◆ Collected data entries
** start **

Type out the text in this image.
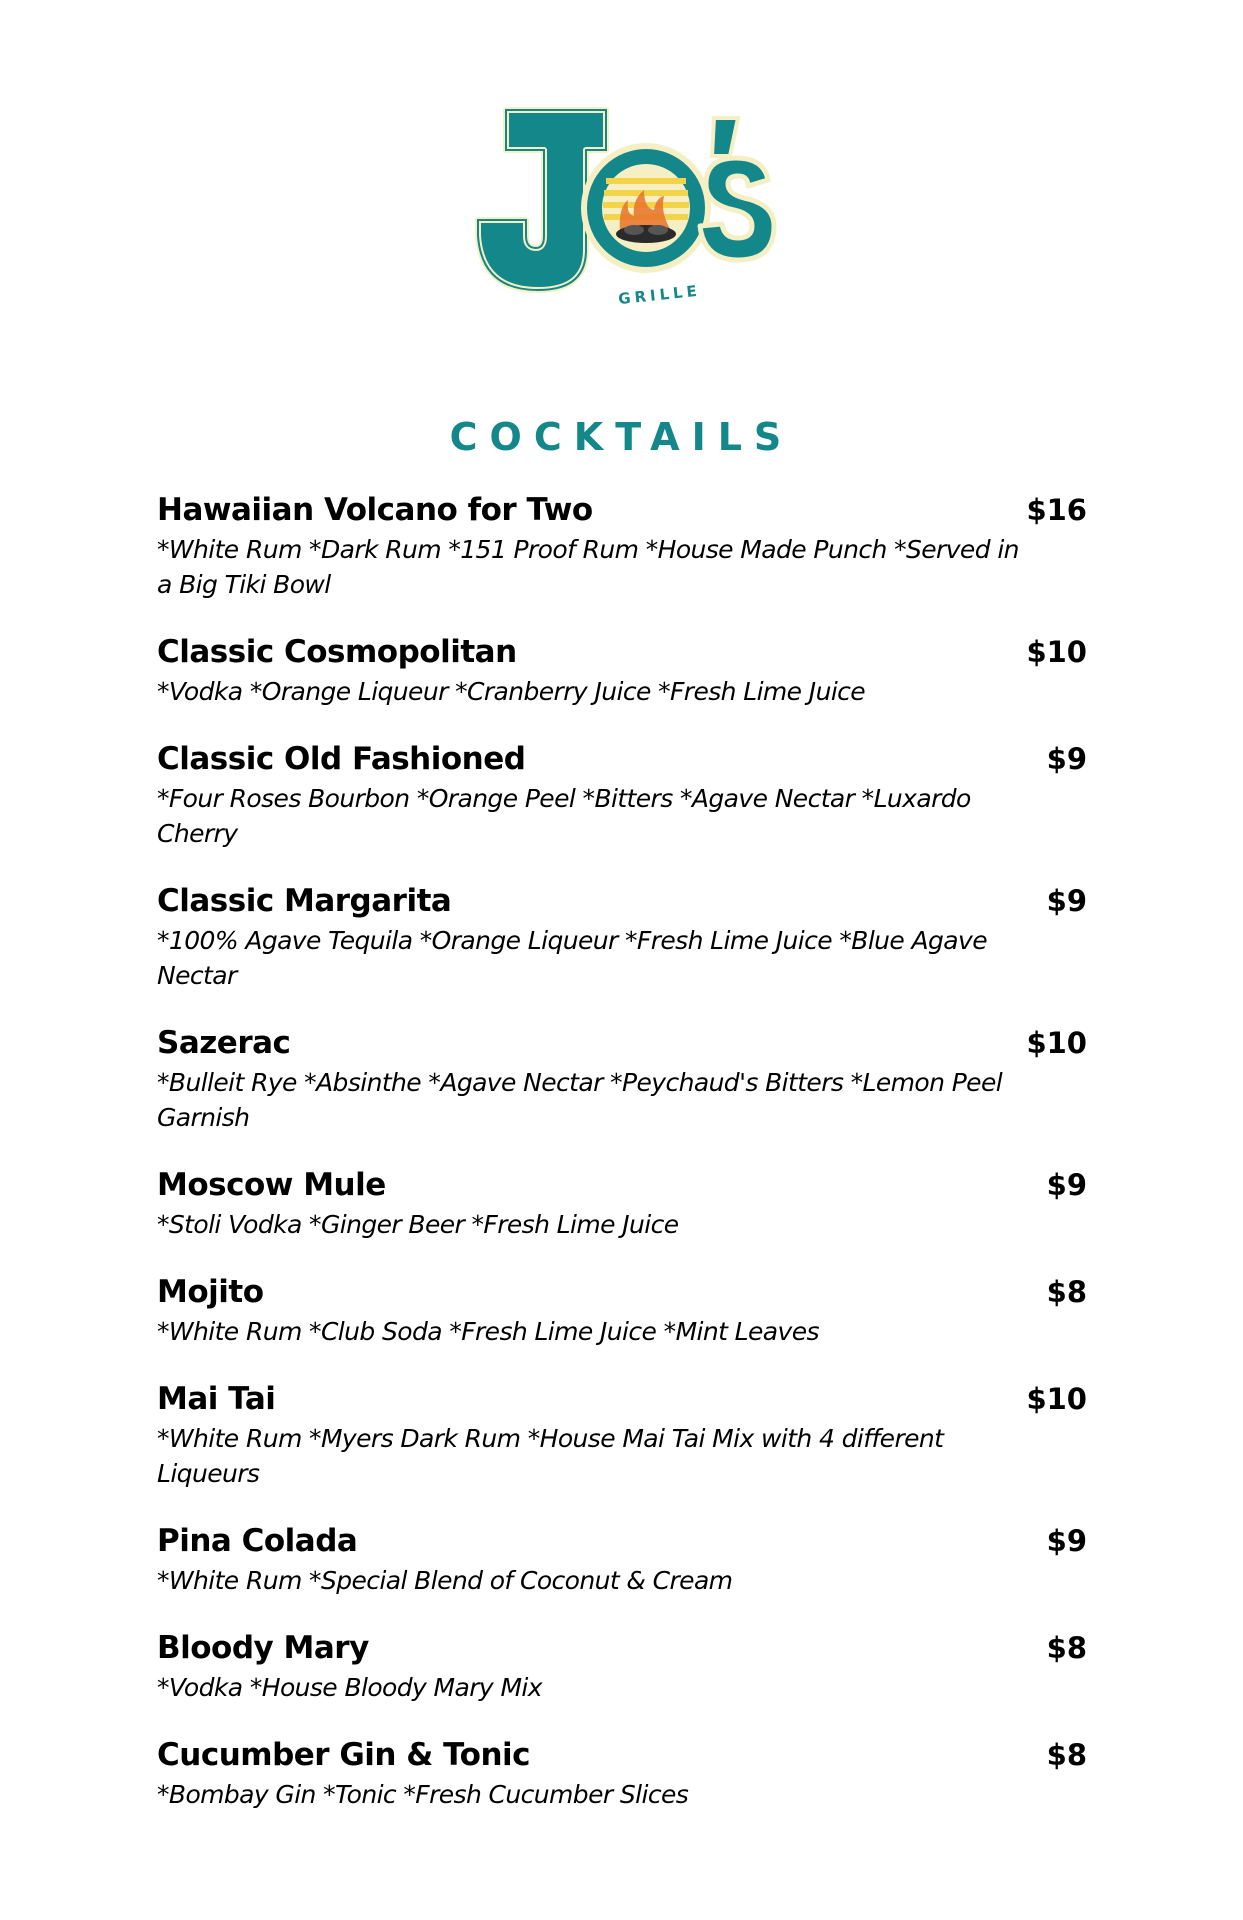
GRILLE
COCKTAILS
Hawaiian Volcano for Two	$16
*White Rum *Dark Rum *151 Proof Rum *House Made Punch *Served in a Big Tiki Bowl
Classic Cosmopolitan	$10
*Vodka *Orange Liqueur *Cranberry Juice *Fresh Lime Juice
Classic Old Fashioned	$9
*Four Roses Bourbon *Orange Peel *Bitters *Agave Nectar *Luxardo Cherry
Classic Margarita	$9
*100% Agave Tequila *Orange Liqueur *Fresh Lime Juice *Blue Agave Nectar
Sazerac	$10
*Bulleit Rye *Absinthe *Agave Nectar *Peychaud's Bitters *Lemon Peel Garnish
Moscow Mule	$9
*Stoli Vodka *Ginger Beer *Fresh Lime Juice
Mojito	$8
*White Rum *Club Soda *Fresh Lime Juice *Mint Leaves
Mai Tai	$10
*White Rum *Myers Dark Rum *House Mai Tai Mix with 4 different Liqueurs
Pina Colada	$9
*White Rum *Special Blend of Coconut & Cream
Bloody Mary	$8
*Vodka *House Bloody Mary Mix
Cucumber Gin & Tonic	$8
*Bombay Gin *Tonic *Fresh Cucumber Slices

** end **

◆ What is required
Copy each line from the records above that includes the string "Orange".

◆ Exercise solution
*Vodka *Orange Liqueur *Cranberry Juice *Fresh Lime Juice
*Four Roses Bourbon *Orange Peel *Bitters *Agave Nectar *Luxardo Cherry
*100% Agave Tequila *Orange Liqueur *Fresh Lime Juice *Blue Agave Nectar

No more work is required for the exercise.